## Trecho do texto
********
Nonato Guedes
Os “lulistas” e petistas não deixarão passar em branco no próximo domingo os 74 anos de idade do ex-presidente Luiz Inácio Lula da Silva, mesmo com ele recolhido a uma cela na Superintendência da Polícia Federal em Curitiba, acusado de crimes de corrupção passiva e lavagem de dinheiro. Em João Pessoa, o Comitê Estadual Lula Livre programa inúmeras manifestações tendo como palco a Feira do bairro de Oitizeiro, com bolo, parabéns prá você, panfletagem, adesivagem, bandeiraço e bicicletaço. Em inúmeras Capitais do país haverá eventos semelhantes, com a presença de oradores inflamados e de expoentes do partido que o ex-retirante nordestino fundou e que chegou à presidência da República com ele, em 2002.
********
## Material fornecido
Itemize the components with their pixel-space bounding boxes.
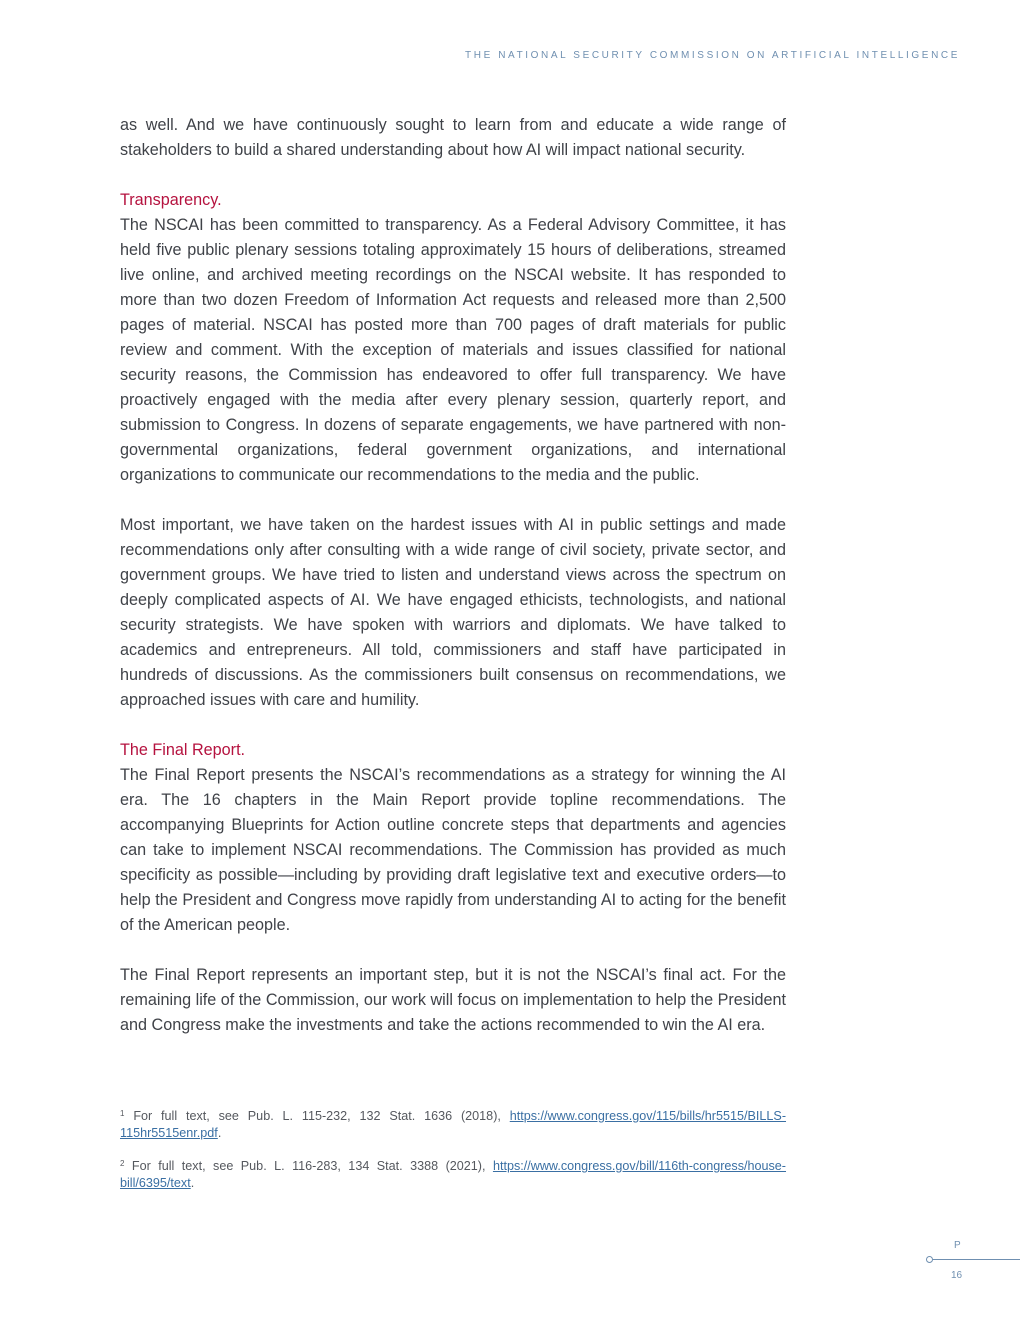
********
## Tarefas propostas
**1.** Segundo o texto sobre os 74 anos de Lula, em que local de João Pessoa o Comitê Estadual Lula Livre vai realizar as manifestações?
**2.** Retome o texto sobre os 74 anos de Lula a partir do ponto em que ele termina.

## Respostas por tarefa
**1.** Na Feira do bairro de Oitizeiro.

**2.**
As celebrações pelo aniversário de Lula serão impulsionadas pela expectativa reinante junto aos seus fãs e eleitores quanto às chances concretas de soltura do ex-presidente e, mais do que isso, de anulação das supostas provas arguidas contra ele no episódio da aquisição de um tríplex no Guarujá, em São Paulo, e de um sítio em Atibaia, no interior paulista. O Supremo Tribunal Federal, há dois dias, vota uma questão crucial – se réus condenados em segunda instância já devem cumprir pena ou se somente serão obrigados a tanto com o trânsito em julgado dos processos, ou seja, com o esgotamento da apreciação de mérito dos casos que os envolvem. Uma corrente no Supremo inclina-se por favorecer Lula com o novo entendimento e essa tendência mistura-se com o pedido de procuradores da Lava-Jato, operação em que Lula foi preso, para anulação das acusações primárias formuladas contra ele. Os executores da Lava-Jato, porém, pugnam pela concessão do regime semiaberto para Lula. O ex-presidente não aceita a fórmula, que o levaria a manter a sua condição de presidiário. Quer que seja proclamada sua inocência, que os processos contra ele sejam arquivados e que o ex-juiz Sérgio Moro, atual ministro da Justiça, seja considerado culpado de “parcialidade” nas ações praticadas contra ele.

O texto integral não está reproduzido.